Data records:
....

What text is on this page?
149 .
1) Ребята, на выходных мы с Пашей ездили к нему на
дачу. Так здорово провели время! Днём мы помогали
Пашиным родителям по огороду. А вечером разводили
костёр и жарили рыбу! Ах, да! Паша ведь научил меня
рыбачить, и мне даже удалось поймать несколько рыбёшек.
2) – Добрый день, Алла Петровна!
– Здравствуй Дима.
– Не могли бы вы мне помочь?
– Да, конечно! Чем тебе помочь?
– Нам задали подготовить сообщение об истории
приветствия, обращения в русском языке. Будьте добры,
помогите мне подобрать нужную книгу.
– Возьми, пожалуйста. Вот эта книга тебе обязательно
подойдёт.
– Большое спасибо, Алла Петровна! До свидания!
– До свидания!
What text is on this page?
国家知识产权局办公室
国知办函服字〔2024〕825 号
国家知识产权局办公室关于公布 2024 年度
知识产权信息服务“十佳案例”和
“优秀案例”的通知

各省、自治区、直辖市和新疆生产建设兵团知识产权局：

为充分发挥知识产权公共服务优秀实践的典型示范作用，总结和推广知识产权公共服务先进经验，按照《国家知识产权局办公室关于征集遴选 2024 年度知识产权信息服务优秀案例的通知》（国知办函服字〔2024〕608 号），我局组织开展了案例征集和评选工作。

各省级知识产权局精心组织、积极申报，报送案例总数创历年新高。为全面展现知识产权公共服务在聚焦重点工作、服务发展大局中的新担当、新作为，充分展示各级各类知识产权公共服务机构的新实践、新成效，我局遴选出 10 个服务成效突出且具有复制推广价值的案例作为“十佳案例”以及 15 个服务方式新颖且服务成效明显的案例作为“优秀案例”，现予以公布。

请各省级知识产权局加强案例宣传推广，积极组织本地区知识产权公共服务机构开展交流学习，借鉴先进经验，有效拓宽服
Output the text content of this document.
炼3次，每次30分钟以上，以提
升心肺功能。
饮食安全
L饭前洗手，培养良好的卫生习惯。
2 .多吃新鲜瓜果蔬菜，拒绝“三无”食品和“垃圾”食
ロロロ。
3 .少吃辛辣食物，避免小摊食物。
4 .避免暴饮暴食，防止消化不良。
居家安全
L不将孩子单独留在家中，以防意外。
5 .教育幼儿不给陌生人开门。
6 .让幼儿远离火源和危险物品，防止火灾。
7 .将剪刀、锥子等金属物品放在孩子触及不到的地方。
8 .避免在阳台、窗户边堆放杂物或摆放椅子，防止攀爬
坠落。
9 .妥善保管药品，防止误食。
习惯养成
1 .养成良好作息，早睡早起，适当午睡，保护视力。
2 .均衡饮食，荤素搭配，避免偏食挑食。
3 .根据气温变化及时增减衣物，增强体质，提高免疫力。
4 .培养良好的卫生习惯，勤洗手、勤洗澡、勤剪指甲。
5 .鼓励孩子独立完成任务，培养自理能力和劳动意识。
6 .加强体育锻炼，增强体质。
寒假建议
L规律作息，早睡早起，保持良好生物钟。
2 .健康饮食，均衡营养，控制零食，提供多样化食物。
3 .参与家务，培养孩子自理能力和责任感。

....

*OBJECTIVE:* Write out exactly the lines starting with the one that holds "Output the text content of this document." and running through the last line above.

*ANSWER FOR THIS EXERCISE:*
Output the text content of this document.
炼3次，每次30分钟以上，以提
升心肺功能。
饮食安全
L饭前洗手，培养良好的卫生习惯。
2 .多吃新鲜瓜果蔬菜，拒绝“三无”食品和“垃圾”食
ロロロ。
3 .少吃辛辣食物，避免小摊食物。
4 .避免暴饮暴食，防止消化不良。
居家安全
L不将孩子单独留在家中，以防意外。
5 .教育幼儿不给陌生人开门。
6 .让幼儿远离火源和危险物品，防止火灾。
7 .将剪刀、锥子等金属物品放在孩子触及不到的地方。
8 .避免在阳台、窗户边堆放杂物或摆放椅子，防止攀爬
坠落。
9 .妥善保管药品，防止误食。
习惯养成
1 .养成良好作息，早睡早起，适当午睡，保护视力。
2 .均衡饮食，荤素搭配，避免偏食挑食。
3 .根据气温变化及时增减衣物，增强体质，提高免疫力。
4 .培养良好的卫生习惯，勤洗手、勤洗澡、勤剪指甲。
5 .鼓励孩子独立完成任务，培养自理能力和劳动意识。
6 .加强体育锻炼，增强体质。
寒假建议
L规律作息，早睡早起，保持良好生物钟。
2 .健康饮食，均衡营养，控制零食，提供多样化食物。
3 .参与家务，培养孩子自理能力和责任感。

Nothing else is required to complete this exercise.